(Raw records)
# # #

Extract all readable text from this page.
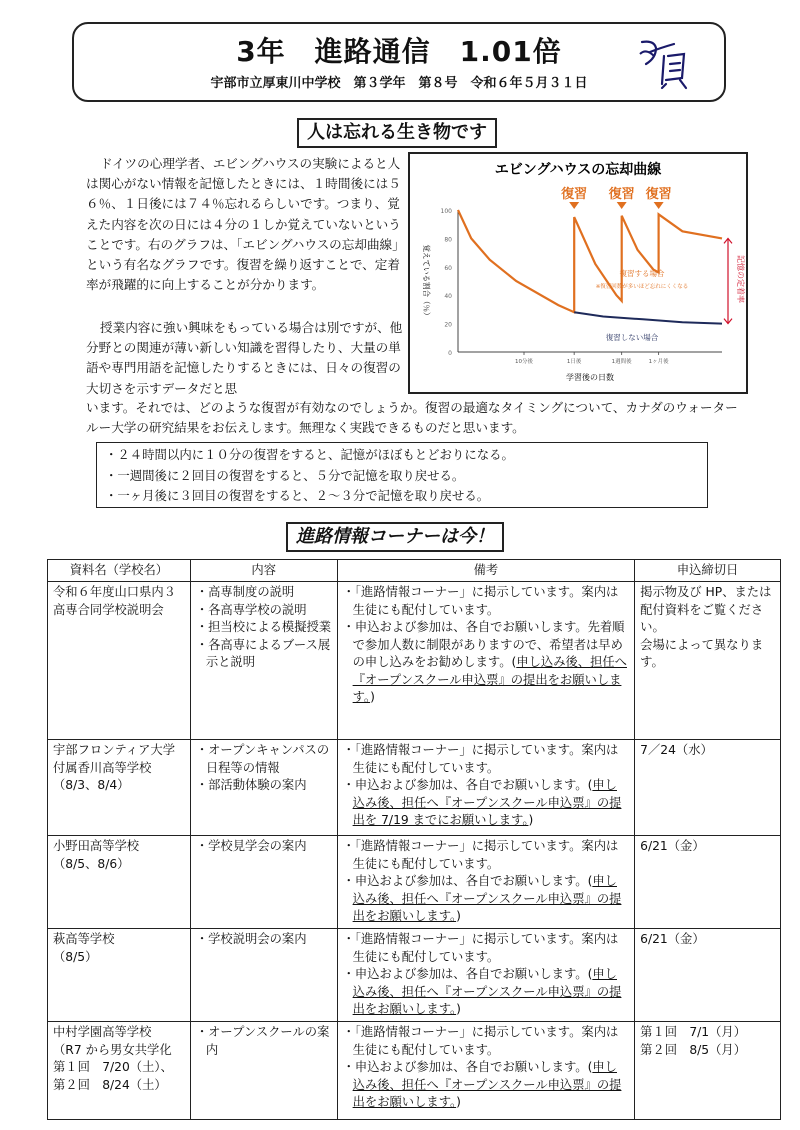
3年　進路通信　1.01倍
宇部市立厚東川中学校　第３学年　第８号　令和６年５月３１日
人は忘れる生き物です
ドイツの心理学者、エビングハウスの実験によると人は関心がない情報を記憶したときには、１時間後には５６％、１日後には７４％忘れるらしいです。つまり、覚えた内容を次の日には４分の１しか覚えていないということです。右のグラフは、「エビングハウスの忘却曲線」という有名なグラフです。復習を繰り返すことで、定着率が飛躍的に向上することが分かります。
授業内容に強い興味をもっている場合は別ですが、他分野との関連が薄い新しい知識を習得したり、大量の単語や専門用語を記憶したりするときには、日々の復習の大切さを示すデータだと思
います。それでは、どのような復習が有効なのでしょうか。復習の最適なタイミングについて、カナダのウォータールー大学の研究結果をお伝えします。無理なく実践できるものだと思います。
エビングハウスの忘却曲線
100
80
60
40
20
0
10分後	1日後	1週間後	1ヶ月後
学習後の日数
覚えている割合（％）
復習 復習 復習
復習する場合
※復習回数が多いほど忘れにくくなる
復習しない場合
記憶の定着率
・２４時間以内に１０分の復習をすると、記憶がほぼもとどおりになる。
・一週間後に２回目の復習をすると、５分で記憶を取り戻せる。
・一ヶ月後に３回目の復習をすると、２～３分で記憶を取り戻せる。
進路情報コーナーは今！
資料名（学校名）	内容	備考	申込締切日

令和６年度山口県内３高専合同学校説明会	・高専制度の説明
・各高専学校の説明
・担当校による模擬授業
・各高専によるブース展示と説明	・「進路情報コーナー」に掲示しています。案内は生徒にも配付しています。
・申込および参加は、各自でお願いします。先着順で参加人数に制限がありますので、希望者は早めの申し込みをお勧めします。(申し込み後、担任へ『オープンスクール申込票』の提出をお願いします。)	掲示物及び HP、または配付資料をご覧ください。
会場によって異なります。

宇部フロンティア大学付属香川高等学校
（8/3、8/4）	・オープンキャンパスの日程等の情報
・部活動体験の案内	・「進路情報コーナー」に掲示しています。案内は生徒にも配付しています。
・申込および参加は、各自でお願いします。(申し込み後、担任へ『オープンスクール申込票』の提出を 7/19 までにお願いします。)	7／24（水）

小野田高等学校
（8/5、8/6）	・学校見学会の案内	・「進路情報コーナー」に掲示しています。案内は生徒にも配付しています。
・申込および参加は、各自でお願いします。(申し込み後、担任へ『オープンスクール申込票』の提出をお願いします。)	6/21（金）

萩高等学校
（8/5）	・学校説明会の案内	・「進路情報コーナー」に掲示しています。案内は生徒にも配付しています。
・申込および参加は、各自でお願いします。(申し込み後、担任へ『オープンスクール申込票』の提出をお願いします。)	6/21（金）

中村学園高等学校
（R7 から男女共学化
第１回　7/20（土）、
第２回　8/24（土）	・オープンスクールの案内	・「進路情報コーナー」に掲示しています。案内は生徒にも配付しています。
・申込および参加は、各自でお願いします。(申し込み後、担任へ『オープンスクール申込票』の提出をお願いします。)	第１回　7/1（月）
第２回　8/5（月）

# # #

- _Short problem_: Working from the lines above, reproduce the material exactly and exclude its pictures.

- _Right answer_:
Extract all readable text from this page.
3年　進路通信　1.01倍
宇部市立厚東川中学校　第３学年　第８号　令和６年５月３１日
人は忘れる生き物です
ドイツの心理学者、エビングハウスの実験によると人は関心がない情報を記憶したときには、１時間後には５６％、１日後には７４％忘れるらしいです。つまり、覚えた内容を次の日には４分の１しか覚えていないということです。右のグラフは、「エビングハウスの忘却曲線」という有名なグラフです。復習を繰り返すことで、定着率が飛躍的に向上することが分かります。
授業内容に強い興味をもっている場合は別ですが、他分野との関連が薄い新しい知識を習得したり、大量の単語や専門用語を記憶したりするときには、日々の復習の大切さを示すデータだと思
います。それでは、どのような復習が有効なのでしょうか。復習の最適なタイミングについて、カナダのウォータールー大学の研究結果をお伝えします。無理なく実践できるものだと思います。
エビングハウスの忘却曲線
100
80
60
40
20
0
10分後	1日後	1週間後	1ヶ月後
学習後の日数
覚えている割合（％）
復習 復習 復習
復習する場合
※復習回数が多いほど忘れにくくなる
復習しない場合
記憶の定着率
・２４時間以内に１０分の復習をすると、記憶がほぼもとどおりになる。
・一週間後に２回目の復習をすると、５分で記憶を取り戻せる。
・一ヶ月後に３回目の復習をすると、２～３分で記憶を取り戻せる。
進路情報コーナーは今！
資料名（学校名）	内容	備考	申込締切日

令和６年度山口県内３高専合同学校説明会	・高専制度の説明
・各高専学校の説明
・担当校による模擬授業
・各高専によるブース展示と説明	・「進路情報コーナー」に掲示しています。案内は生徒にも配付しています。
・申込および参加は、各自でお願いします。先着順で参加人数に制限がありますので、希望者は早めの申し込みをお勧めします。(申し込み後、担任へ『オープンスクール申込票』の提出をお願いします。)	掲示物及び HP、または配付資料をご覧ください。
会場によって異なります。

宇部フロンティア大学付属香川高等学校
（8/3、8/4）	・オープンキャンパスの日程等の情報
・部活動体験の案内	・「進路情報コーナー」に掲示しています。案内は生徒にも配付しています。
・申込および参加は、各自でお願いします。(申し込み後、担任へ『オープンスクール申込票』の提出を 7/19 までにお願いします。)	7／24（水）

小野田高等学校
（8/5、8/6）	・学校見学会の案内	・「進路情報コーナー」に掲示しています。案内は生徒にも配付しています。
・申込および参加は、各自でお願いします。(申し込み後、担任へ『オープンスクール申込票』の提出をお願いします。)	6/21（金）

萩高等学校
（8/5）	・学校説明会の案内	・「進路情報コーナー」に掲示しています。案内は生徒にも配付しています。
・申込および参加は、各自でお願いします。(申し込み後、担任へ『オープンスクール申込票』の提出をお願いします。)	6/21（金）

中村学園高等学校
（R7 から男女共学化
第１回　7/20（土）、
第２回　8/24（土）	・オープンスクールの案内	・「進路情報コーナー」に掲示しています。案内は生徒にも配付しています。
・申込および参加は、各自でお願いします。(申し込み後、担任へ『オープンスクール申込票』の提出をお願いします。)	第１回　7/1（月）
第２回　8/5（月）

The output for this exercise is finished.